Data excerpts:
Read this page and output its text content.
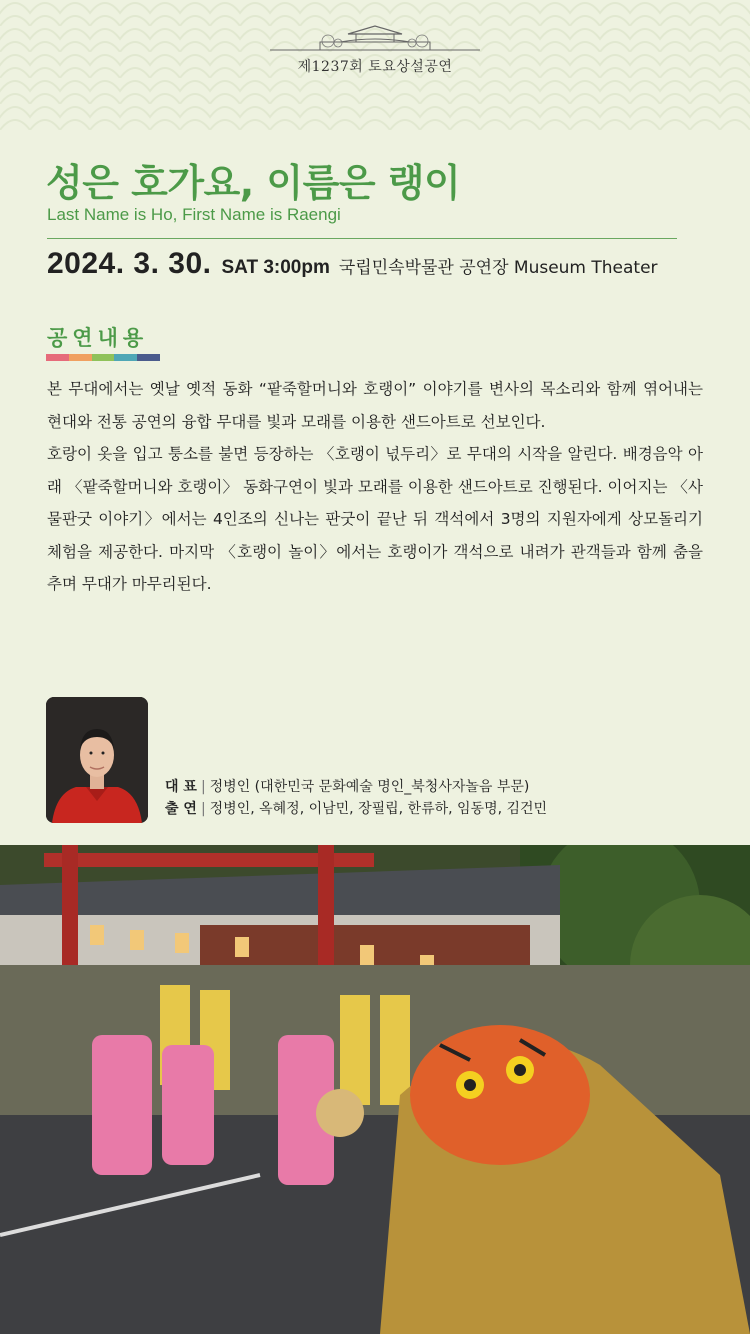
제1237회 토요상설공연
성은 호가요, 이름은 랭이
Last Name is Ho, First Name is Raengi
2024. 3. 30. SAT 3:00pm 국립민속박물관 공연장 Museum Theater
공연내용

본 무대에서는 옛날 옛적 동화 “팥죽할머니와 호랭이” 이야기를 변사의 목소리와 함께 엮어내는 현대와 전통 공연의 융합 무대를 빛과 모래를 이용한 샌드아트로 선보인다.

호랑이 옷을 입고 퉁소를 불면 등장하는 〈호랭이 넋두리〉로 무대의 시작을 알린다. 배경음악 아래 〈팥죽할머니와 호랭이〉 동화구연이 빛과 모래를 이용한 샌드아트로 진행된다. 이어지는 〈사물판굿 이야기〉에서는 4인조의 신나는 판굿이 끝난 뒤 객석에서 3명의 지원자에게 상모돌리기 체험을 제공한다. 마지막 〈호랭이 놀이〉에서는 호랭이가 객석으로 내려가 관객들과 함께 춤을 추며 무대가 마무리된다.

대 표 | 정병인 (대한민국 문화예술 명인_북청사자놀음 부문)
출 연 | 정병인, 옥혜정, 이남민, 장필립, 한류하, 임동명, 김건민
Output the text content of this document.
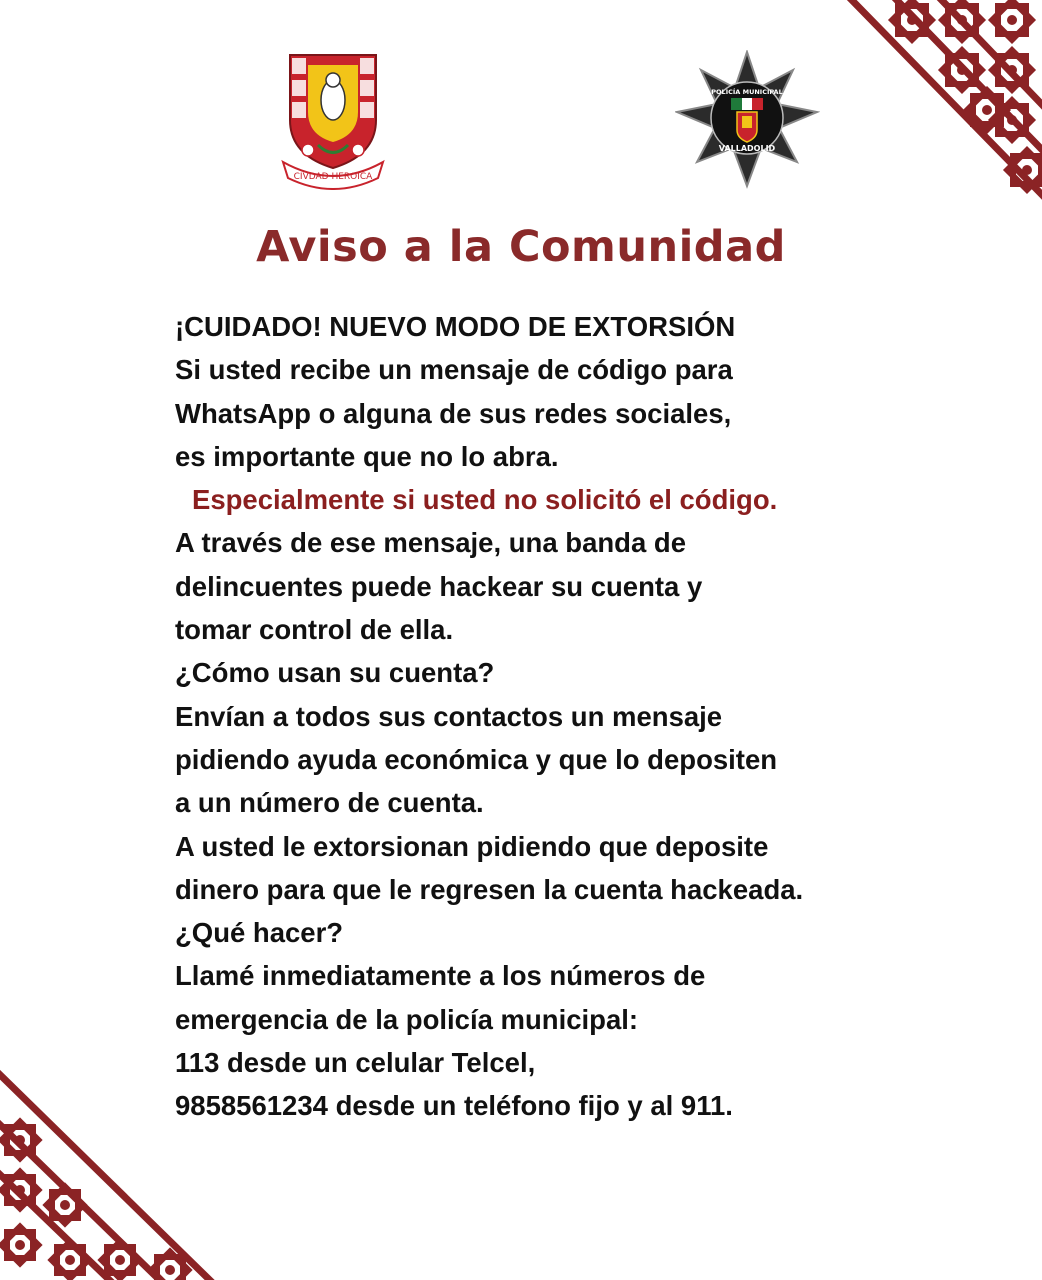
CIVDAD HEROICA
POLICÍA MUNICIPAL
VALLADOLID
Aviso a la Comunidad
¡CUIDADO! NUEVO MODO DE EXTORSIÓN
Si usted recibe un mensaje de código para
WhatsApp o alguna de sus redes sociales,
es importante que no lo abra.
Especialmente si usted no solicitó el código.
A través de ese mensaje, una banda de
delincuentes puede hackear su cuenta y
tomar control de ella.
¿Cómo usan su cuenta?
Envían a todos sus contactos un mensaje
pidiendo ayuda económica y que lo depositen
a un número de cuenta.
A usted le extorsionan pidiendo que deposite
dinero para que le regresen la cuenta hackeada.
¿Qué hacer?
Llamé inmediatamente a los números de
emergencia de la policía municipal:
113 desde un celular Telcel,
9858561234 desde un teléfono fijo y al 911.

(Aim)
From the entries, report each line that includes the word "código".

(Response to this exercise)
Si usted recibe un mensaje de código para
Especialmente si usted no solicitó el código.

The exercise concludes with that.